───── MATERIAL FOR THE TASK ─────
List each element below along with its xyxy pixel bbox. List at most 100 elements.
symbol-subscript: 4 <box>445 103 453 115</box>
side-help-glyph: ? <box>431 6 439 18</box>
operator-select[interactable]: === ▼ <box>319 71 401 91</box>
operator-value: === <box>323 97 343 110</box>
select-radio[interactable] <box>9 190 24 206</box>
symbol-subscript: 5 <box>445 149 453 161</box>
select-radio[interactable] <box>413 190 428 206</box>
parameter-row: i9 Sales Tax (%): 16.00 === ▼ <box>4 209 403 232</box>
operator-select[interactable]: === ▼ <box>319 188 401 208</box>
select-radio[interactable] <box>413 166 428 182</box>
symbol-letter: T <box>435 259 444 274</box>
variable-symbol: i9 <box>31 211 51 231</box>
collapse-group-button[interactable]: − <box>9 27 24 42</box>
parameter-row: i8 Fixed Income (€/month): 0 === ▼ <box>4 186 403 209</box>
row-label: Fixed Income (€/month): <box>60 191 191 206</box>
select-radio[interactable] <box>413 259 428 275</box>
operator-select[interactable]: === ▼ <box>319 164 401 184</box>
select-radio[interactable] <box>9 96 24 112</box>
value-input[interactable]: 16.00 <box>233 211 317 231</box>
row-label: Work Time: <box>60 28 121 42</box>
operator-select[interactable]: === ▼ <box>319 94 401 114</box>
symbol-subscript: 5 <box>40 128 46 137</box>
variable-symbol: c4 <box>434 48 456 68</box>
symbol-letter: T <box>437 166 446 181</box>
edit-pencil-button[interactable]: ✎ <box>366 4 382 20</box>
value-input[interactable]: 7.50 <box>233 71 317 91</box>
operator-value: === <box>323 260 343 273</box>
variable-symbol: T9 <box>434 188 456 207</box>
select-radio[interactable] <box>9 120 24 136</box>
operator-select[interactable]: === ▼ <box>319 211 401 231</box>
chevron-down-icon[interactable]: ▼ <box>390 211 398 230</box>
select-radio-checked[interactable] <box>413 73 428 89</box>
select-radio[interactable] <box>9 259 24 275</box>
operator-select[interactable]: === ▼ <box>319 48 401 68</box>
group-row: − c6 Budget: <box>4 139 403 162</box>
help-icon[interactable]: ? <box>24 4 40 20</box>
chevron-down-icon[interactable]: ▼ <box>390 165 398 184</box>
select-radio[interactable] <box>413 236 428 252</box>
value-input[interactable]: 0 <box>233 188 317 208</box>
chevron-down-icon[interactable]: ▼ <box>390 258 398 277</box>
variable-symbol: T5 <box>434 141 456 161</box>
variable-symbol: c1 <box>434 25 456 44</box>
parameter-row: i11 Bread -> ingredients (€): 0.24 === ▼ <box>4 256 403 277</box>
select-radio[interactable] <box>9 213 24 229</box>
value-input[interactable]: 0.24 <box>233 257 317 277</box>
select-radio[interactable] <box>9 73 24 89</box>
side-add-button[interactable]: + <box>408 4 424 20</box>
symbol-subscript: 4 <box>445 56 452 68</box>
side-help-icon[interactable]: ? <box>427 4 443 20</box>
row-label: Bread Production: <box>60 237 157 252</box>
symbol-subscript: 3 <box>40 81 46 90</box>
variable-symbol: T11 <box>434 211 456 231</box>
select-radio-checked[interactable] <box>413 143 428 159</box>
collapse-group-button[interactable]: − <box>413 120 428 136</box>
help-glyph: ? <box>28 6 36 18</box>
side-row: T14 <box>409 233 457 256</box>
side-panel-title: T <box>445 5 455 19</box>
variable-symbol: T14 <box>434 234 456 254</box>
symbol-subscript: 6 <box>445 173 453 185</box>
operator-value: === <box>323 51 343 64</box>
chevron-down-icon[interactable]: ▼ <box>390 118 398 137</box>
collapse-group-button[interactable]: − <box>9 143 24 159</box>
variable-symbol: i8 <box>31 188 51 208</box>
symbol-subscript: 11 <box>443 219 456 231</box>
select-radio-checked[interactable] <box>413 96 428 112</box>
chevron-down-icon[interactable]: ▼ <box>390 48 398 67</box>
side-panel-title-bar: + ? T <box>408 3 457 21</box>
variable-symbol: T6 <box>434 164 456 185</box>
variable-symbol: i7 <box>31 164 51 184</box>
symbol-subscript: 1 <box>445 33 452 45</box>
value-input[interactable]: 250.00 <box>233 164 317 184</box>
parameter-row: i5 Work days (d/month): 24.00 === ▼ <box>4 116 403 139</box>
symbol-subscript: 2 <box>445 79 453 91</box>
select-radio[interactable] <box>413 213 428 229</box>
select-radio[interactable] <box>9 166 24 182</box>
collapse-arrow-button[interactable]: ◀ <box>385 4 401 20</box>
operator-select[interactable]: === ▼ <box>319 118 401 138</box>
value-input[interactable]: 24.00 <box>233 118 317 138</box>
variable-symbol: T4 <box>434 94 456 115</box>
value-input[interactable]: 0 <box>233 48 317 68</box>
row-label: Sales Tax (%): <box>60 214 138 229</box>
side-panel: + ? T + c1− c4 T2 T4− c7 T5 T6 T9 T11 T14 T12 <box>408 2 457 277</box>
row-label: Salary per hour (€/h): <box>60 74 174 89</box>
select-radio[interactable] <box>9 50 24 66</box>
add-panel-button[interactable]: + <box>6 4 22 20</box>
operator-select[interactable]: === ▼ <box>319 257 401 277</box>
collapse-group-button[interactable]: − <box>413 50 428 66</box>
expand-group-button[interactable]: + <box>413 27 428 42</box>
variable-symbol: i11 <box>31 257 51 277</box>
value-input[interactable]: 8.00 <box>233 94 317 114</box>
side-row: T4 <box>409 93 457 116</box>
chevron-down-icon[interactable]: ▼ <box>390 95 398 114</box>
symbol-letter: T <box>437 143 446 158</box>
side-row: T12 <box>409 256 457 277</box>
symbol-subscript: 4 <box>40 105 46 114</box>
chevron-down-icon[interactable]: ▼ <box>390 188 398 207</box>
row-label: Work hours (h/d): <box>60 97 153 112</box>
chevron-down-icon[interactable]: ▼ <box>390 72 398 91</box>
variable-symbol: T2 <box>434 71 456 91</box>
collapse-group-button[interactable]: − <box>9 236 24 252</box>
─────
───── MATERIAL FOR THE TASK ─────
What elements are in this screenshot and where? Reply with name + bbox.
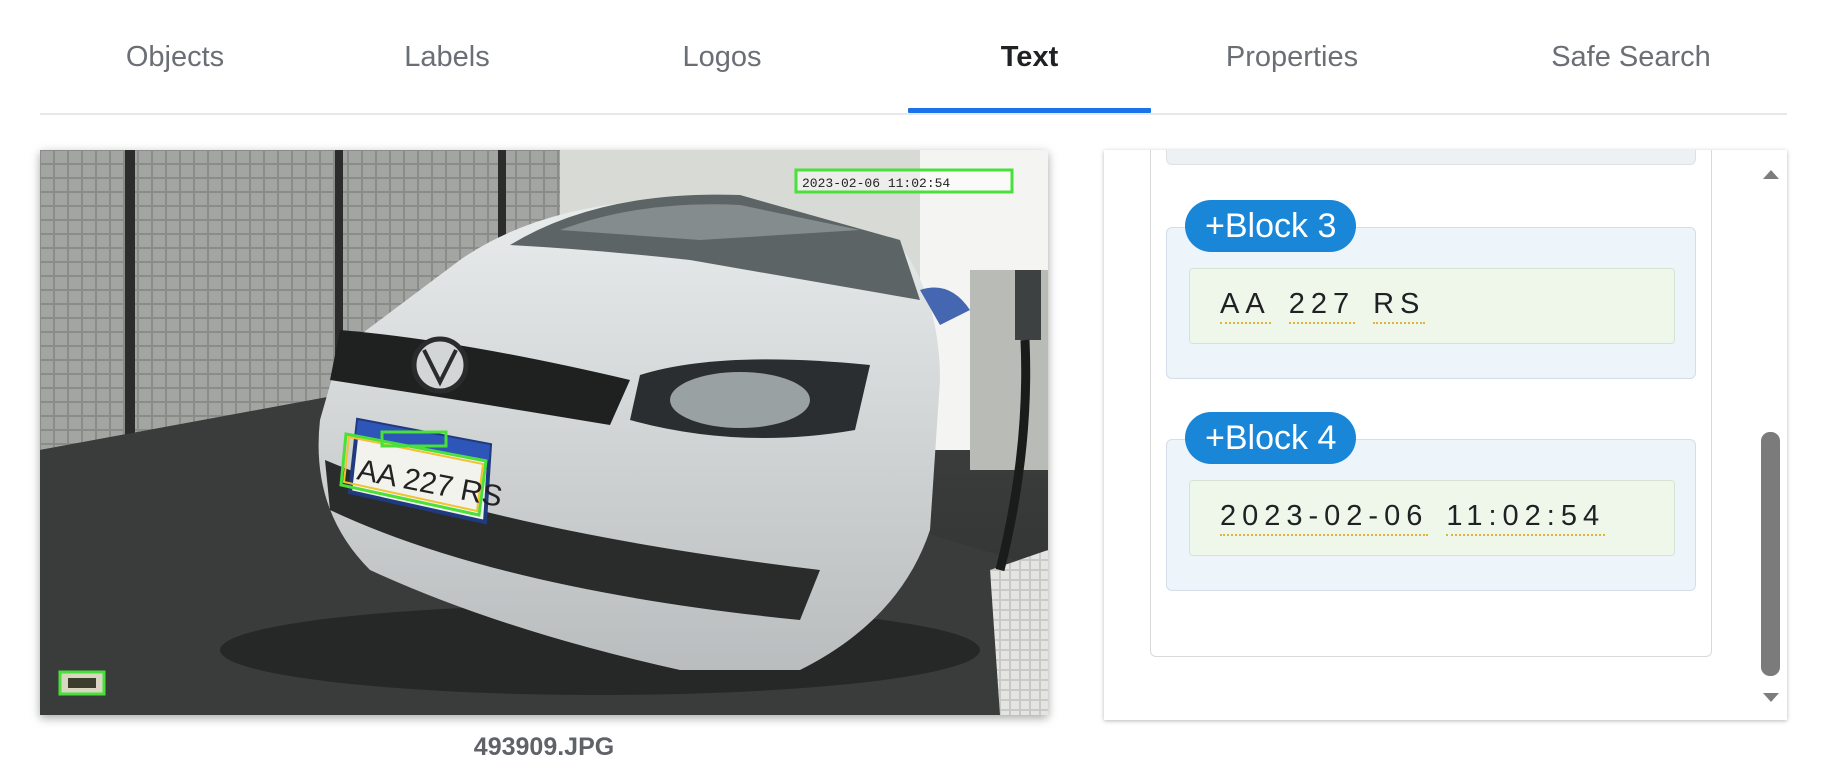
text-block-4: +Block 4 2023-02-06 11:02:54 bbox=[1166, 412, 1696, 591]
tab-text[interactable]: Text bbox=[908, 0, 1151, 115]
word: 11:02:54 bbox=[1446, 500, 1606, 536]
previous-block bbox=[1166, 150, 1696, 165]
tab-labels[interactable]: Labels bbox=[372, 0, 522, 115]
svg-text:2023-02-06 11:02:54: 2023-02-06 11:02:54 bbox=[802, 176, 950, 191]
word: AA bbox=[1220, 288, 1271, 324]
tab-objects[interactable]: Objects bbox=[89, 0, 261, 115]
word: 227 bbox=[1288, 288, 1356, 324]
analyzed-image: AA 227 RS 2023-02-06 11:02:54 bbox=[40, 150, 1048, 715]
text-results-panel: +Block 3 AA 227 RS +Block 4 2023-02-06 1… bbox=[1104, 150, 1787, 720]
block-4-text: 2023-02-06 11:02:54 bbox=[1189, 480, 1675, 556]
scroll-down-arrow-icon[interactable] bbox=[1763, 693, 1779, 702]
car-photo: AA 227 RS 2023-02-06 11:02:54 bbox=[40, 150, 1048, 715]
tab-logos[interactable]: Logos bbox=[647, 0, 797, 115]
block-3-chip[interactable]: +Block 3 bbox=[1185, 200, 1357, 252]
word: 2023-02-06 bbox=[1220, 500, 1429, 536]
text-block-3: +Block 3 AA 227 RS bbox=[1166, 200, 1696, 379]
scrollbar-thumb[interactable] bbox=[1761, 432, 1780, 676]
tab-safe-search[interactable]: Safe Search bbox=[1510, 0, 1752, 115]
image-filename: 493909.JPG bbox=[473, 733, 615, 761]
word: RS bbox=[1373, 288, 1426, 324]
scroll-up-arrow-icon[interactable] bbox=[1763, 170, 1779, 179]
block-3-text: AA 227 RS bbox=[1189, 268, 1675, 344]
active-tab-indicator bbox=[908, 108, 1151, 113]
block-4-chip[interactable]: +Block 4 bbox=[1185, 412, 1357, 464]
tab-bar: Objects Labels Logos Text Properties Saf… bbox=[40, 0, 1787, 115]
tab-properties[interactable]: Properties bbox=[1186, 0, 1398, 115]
─────
───── MATERIAL FOR THE TASK ─────
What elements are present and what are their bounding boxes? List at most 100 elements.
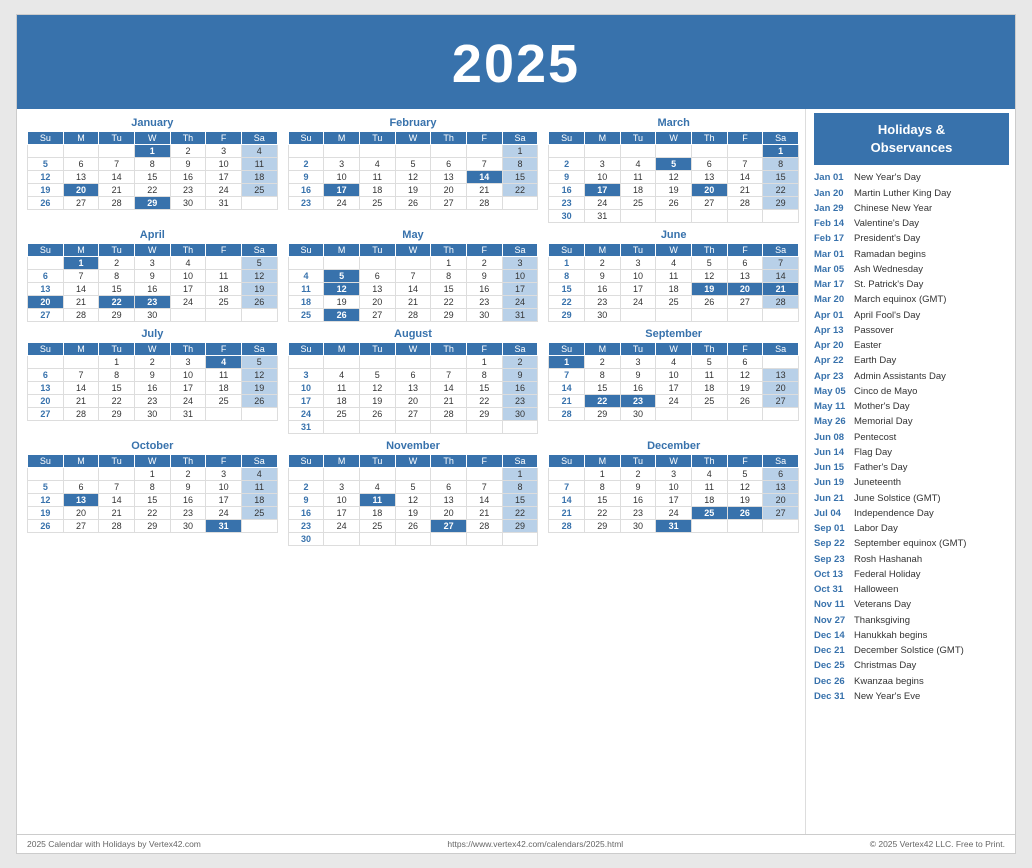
─────
Give the rows starting at the line that contains "List each element" and ending at the line that contains "symbol-subscript: 5 <box>445", both included, as a JSON list of strings with one string per line and blank lines left out.

### RESPONSE FOR THIS EXERCISE
[
  "List each element below along with its xyxy pixel bbox. List at most 100 elements.",
  "symbol-subscript: 4 <box>445 103 453 115</box>",
  "side-help-glyph: ? <box>431 6 439 18</box>",
  "operator-select[interactable]: === ▼ <box>319 71 401 91</box>",
  "operator-value: === <box>323 97 343 110</box>",
  "select-radio[interactable] <box>9 190 24 206</box>",
  "symbol-subscript: 5 <box>445 149 453 161</box>"
]